§ **EXERCISE BRIEF**
Each entry below should be returned exactly as is, with the pictures removed.

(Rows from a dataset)

-----

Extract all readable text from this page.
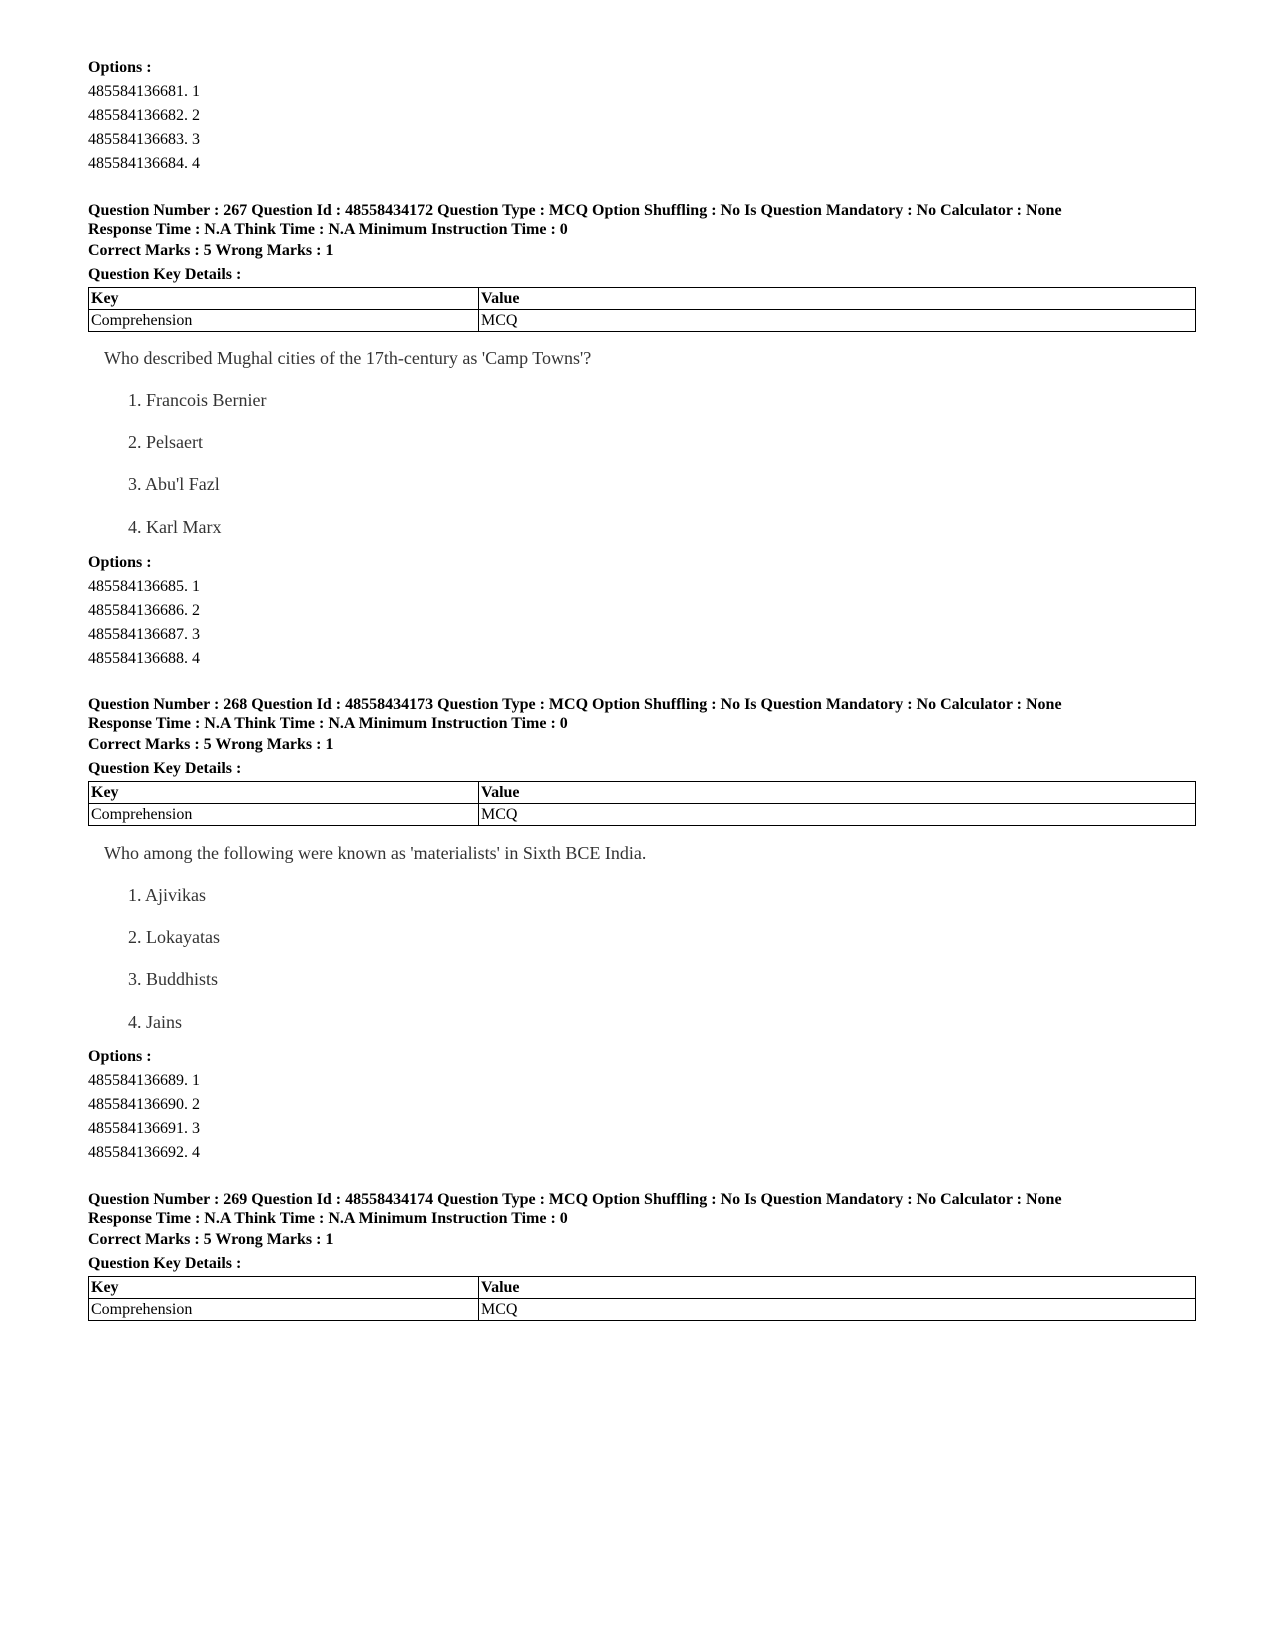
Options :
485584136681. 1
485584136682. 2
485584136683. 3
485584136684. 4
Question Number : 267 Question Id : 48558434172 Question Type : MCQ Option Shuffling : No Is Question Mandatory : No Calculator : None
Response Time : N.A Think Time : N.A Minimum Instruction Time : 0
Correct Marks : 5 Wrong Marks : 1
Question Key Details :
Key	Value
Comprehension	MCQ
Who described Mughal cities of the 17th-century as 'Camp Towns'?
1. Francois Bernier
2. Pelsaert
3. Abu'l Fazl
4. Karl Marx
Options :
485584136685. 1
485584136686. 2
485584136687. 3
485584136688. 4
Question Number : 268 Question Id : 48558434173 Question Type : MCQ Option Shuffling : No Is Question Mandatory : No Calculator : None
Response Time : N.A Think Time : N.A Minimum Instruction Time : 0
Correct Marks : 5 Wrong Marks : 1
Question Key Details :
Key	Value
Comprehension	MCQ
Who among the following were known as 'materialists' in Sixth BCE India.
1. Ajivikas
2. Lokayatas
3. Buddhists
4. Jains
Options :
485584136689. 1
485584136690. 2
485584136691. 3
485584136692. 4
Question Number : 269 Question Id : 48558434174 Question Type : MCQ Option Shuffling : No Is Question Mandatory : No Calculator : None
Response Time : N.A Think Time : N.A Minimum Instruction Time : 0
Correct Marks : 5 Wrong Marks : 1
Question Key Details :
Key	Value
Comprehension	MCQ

-----

§ **SOLUTION BELOW**
Extract all readable text from this page.
Options :
485584136681. 1
485584136682. 2
485584136683. 3
485584136684. 4
Question Number : 267 Question Id : 48558434172 Question Type : MCQ Option Shuffling : No Is Question Mandatory : No Calculator : None
Response Time : N.A Think Time : N.A Minimum Instruction Time : 0
Correct Marks : 5 Wrong Marks : 1
Question Key Details :
Key	Value
Comprehension	MCQ
Who described Mughal cities of the 17th-century as 'Camp Towns'?
1. Francois Bernier
2. Pelsaert
3. Abu'l Fazl
4. Karl Marx
Options :
485584136685. 1
485584136686. 2
485584136687. 3
485584136688. 4
Question Number : 268 Question Id : 48558434173 Question Type : MCQ Option Shuffling : No Is Question Mandatory : No Calculator : None
Response Time : N.A Think Time : N.A Minimum Instruction Time : 0
Correct Marks : 5 Wrong Marks : 1
Question Key Details :
Key	Value
Comprehension	MCQ
Who among the following were known as 'materialists' in Sixth BCE India.
1. Ajivikas
2. Lokayatas
3. Buddhists
4. Jains
Options :
485584136689. 1
485584136690. 2
485584136691. 3
485584136692. 4
Question Number : 269 Question Id : 48558434174 Question Type : MCQ Option Shuffling : No Is Question Mandatory : No Calculator : None
Response Time : N.A Think Time : N.A Minimum Instruction Time : 0
Correct Marks : 5 Wrong Marks : 1
Question Key Details :
Key	Value
Comprehension	MCQ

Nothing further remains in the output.